AIM –
Return each line of the records holding the string "Anmeldung".

SUPPLIED MATERIAL –

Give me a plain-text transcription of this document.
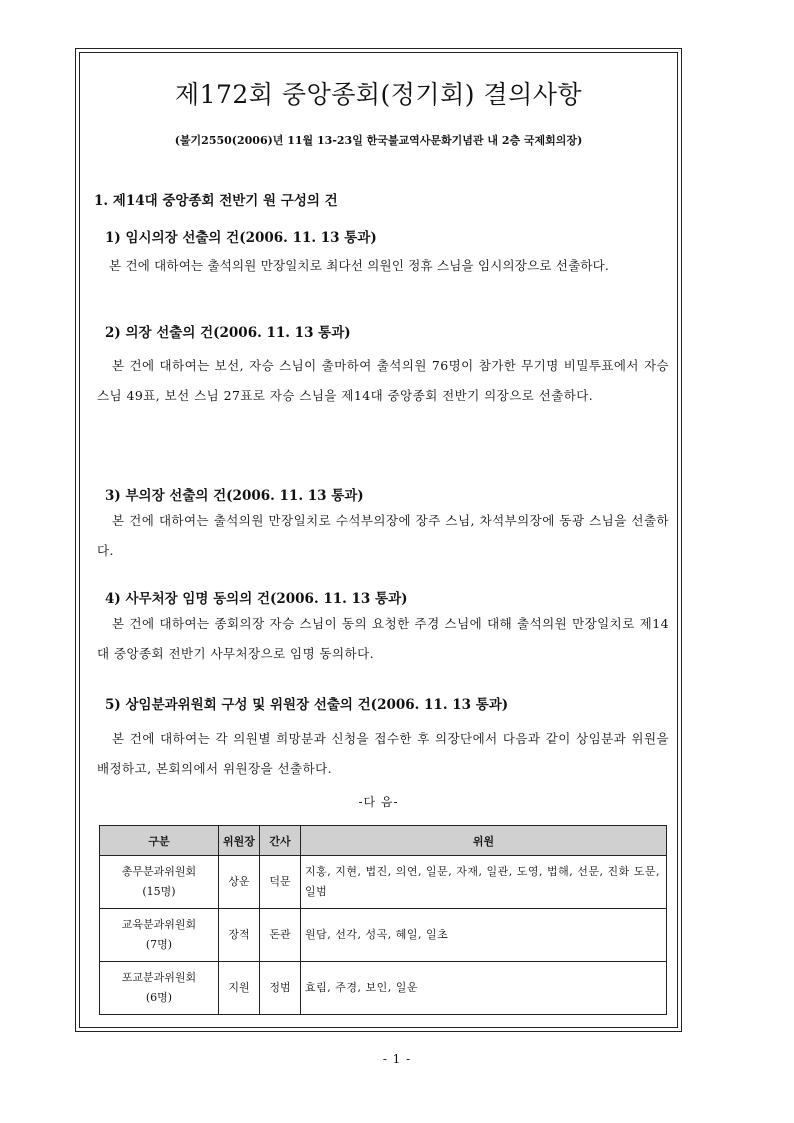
제172회 중앙종회(정기회) 결의사항
(불기2550(2006)년 11월 13-23일 한국불교역사문화기념관 내 2층 국제회의장)
1. 제14대 중앙종회 전반기 원 구성의 건
1) 임시의장 선출의 건(2006. 11. 13 통과)
본 건에 대하여는 출석의원 만장일치로 최다선 의원인 정휴 스님을 임시의장으로 선출하다.
2) 의장 선출의 건(2006. 11. 13 통과)
본 건에 대하여는 보선, 자승 스님이 출마하여 출석의원 76명이 참가한 무기명 비밀투표에서 자승 스님 49표, 보선 스님 27표로 자승 스님을 제14대 중앙종회 전반기 의장으로 선출하다.
3) 부의장 선출의 건(2006. 11. 13 통과)
본 건에 대하여는 출석의원 만장일치로 수석부의장에 장주 스님, 차석부의장에 동광 스님을 선출하다.
4) 사무처장 임명 동의의 건(2006. 11. 13 통과)
본 건에 대하여는 종회의장 자승 스님이 동의 요청한 주경 스님에 대해 출석의원 만장일치로 제14대 중앙종회 전반기 사무처장으로 임명 동의하다.
5) 상임분과위원회 구성 및 위원장 선출의 건(2006. 11. 13 통과)
본 건에 대하여는 각 의원별 희망분과 신청을 접수한 후 의장단에서 다음과 같이 상임분과 위원을 배정하고, 본회의에서 위원장을 선출하다.
-다 음-
구분	위원장	간사	위원

총무분과위원회
(15명)	상운	덕문	지홍, 지현, 법진, 의연, 일문, 자재, 일관, 도영, 법해, 선문, 진화 도문, 일범

교육분과위원회
(7명)	장적	돈관	원담, 선각, 성곡, 혜일, 일초

포교분과위원회
(6명)	지원	정범	효림, 주경, 보인, 일운
- 1 -
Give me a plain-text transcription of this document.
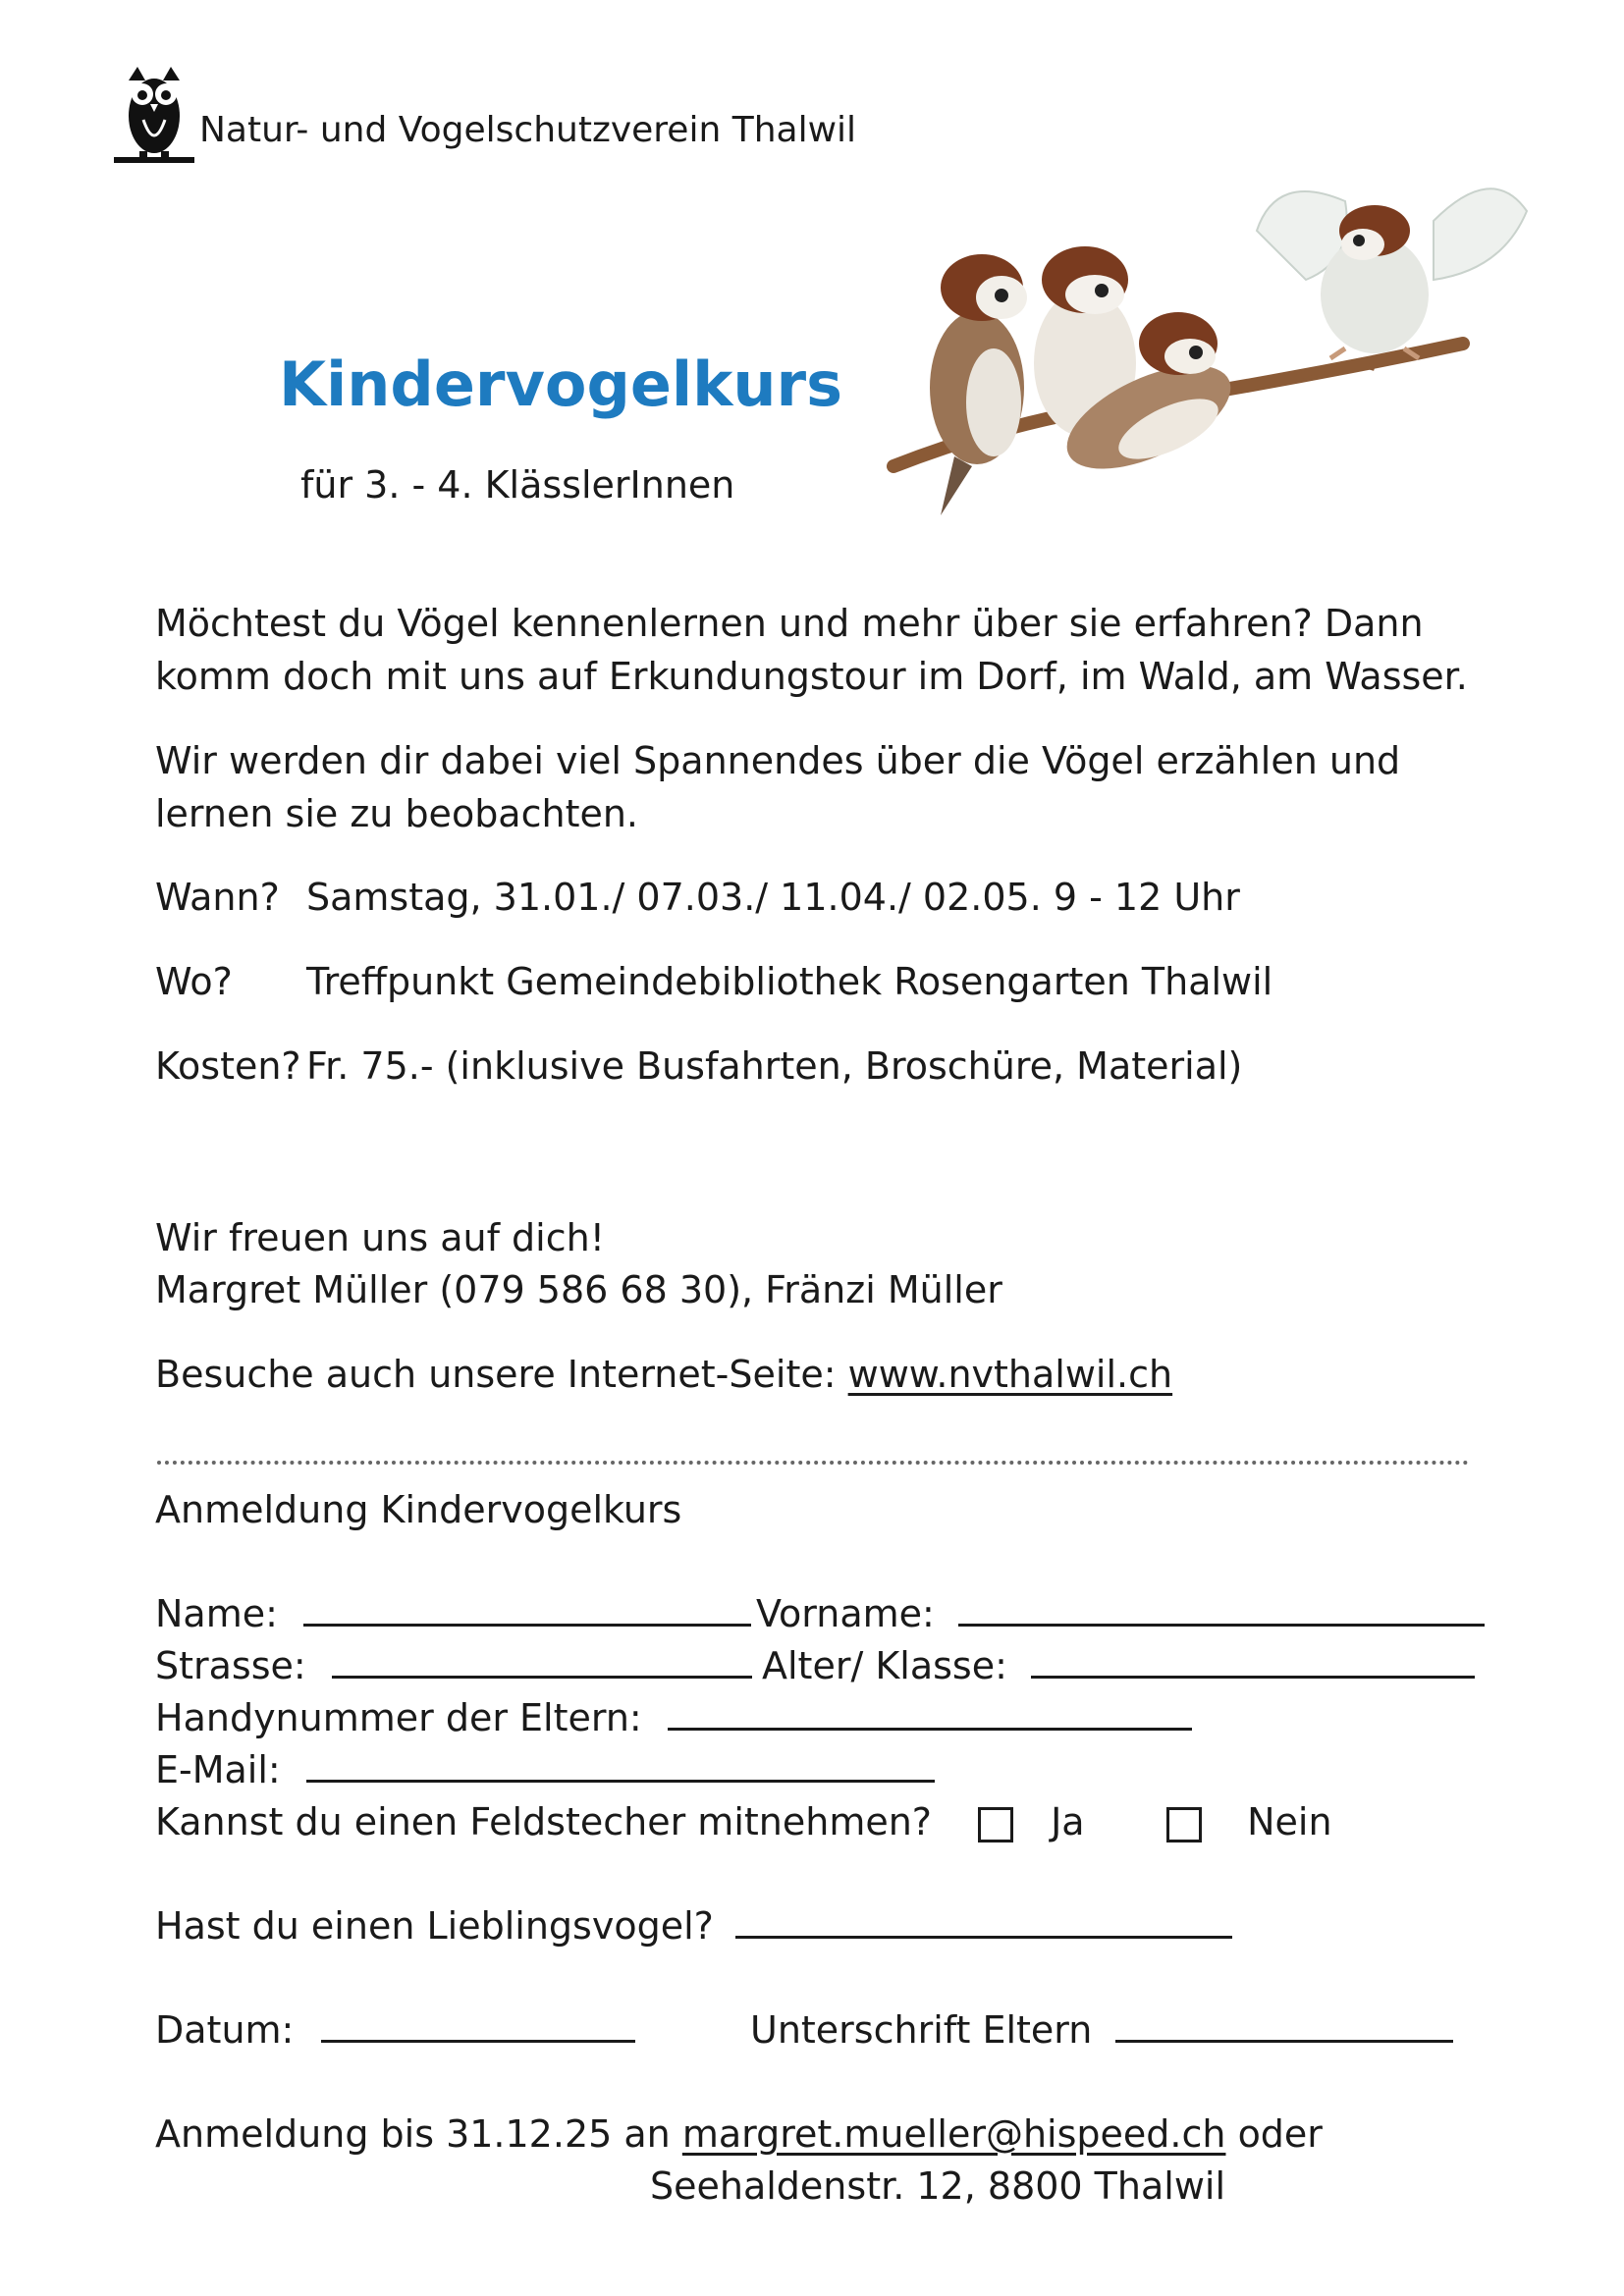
Natur- und Vogelschutzverein Thalwil
Kindervogelkurs
für 3. - 4. KlässlerInnen
Möchtest du Vögel kennenlernen und mehr über sie erfahren? Dann komm doch mit uns auf Erkundungstour im Dorf, im Wald, am Wasser.
Wir werden dir dabei viel Spannendes über die Vögel erzählen und lernen sie zu beobachten.
Wann? Samstag, 31.01./ 07.03./ 11.04./ 02.05. 9 - 12 Uhr
Wo? Treffpunkt Gemeindebibliothek Rosengarten Thalwil
Kosten? Fr. 75.- (inklusive Busfahrten, Broschüre, Material)
Wir freuen uns auf dich!
Margret Müller (079 586 68 30), Fränzi Müller
Besuche auch unsere Internet-Seite: www.nvthalwil.ch
Anmeldung Kindervogelkurs
Name:	Vorname:
Strasse:	Alter/ Klasse:
Handynummer der Eltern:
E-Mail:
Kannst du einen Feldstecher mitnehmen?	Ja	Nein
Hast du einen Lieblingsvogel?
Datum:	Unterschrift Eltern
Anmeldung bis 31.12.25 an margret.mueller@hispeed.ch oder
Seehaldenstr. 12, 8800 Thalwil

SOLUTION TO THIS PROBLEM –
Anmeldung Kindervogelkurs
Anmeldung bis 31.12.25 an margret.mueller@hispeed.ch oder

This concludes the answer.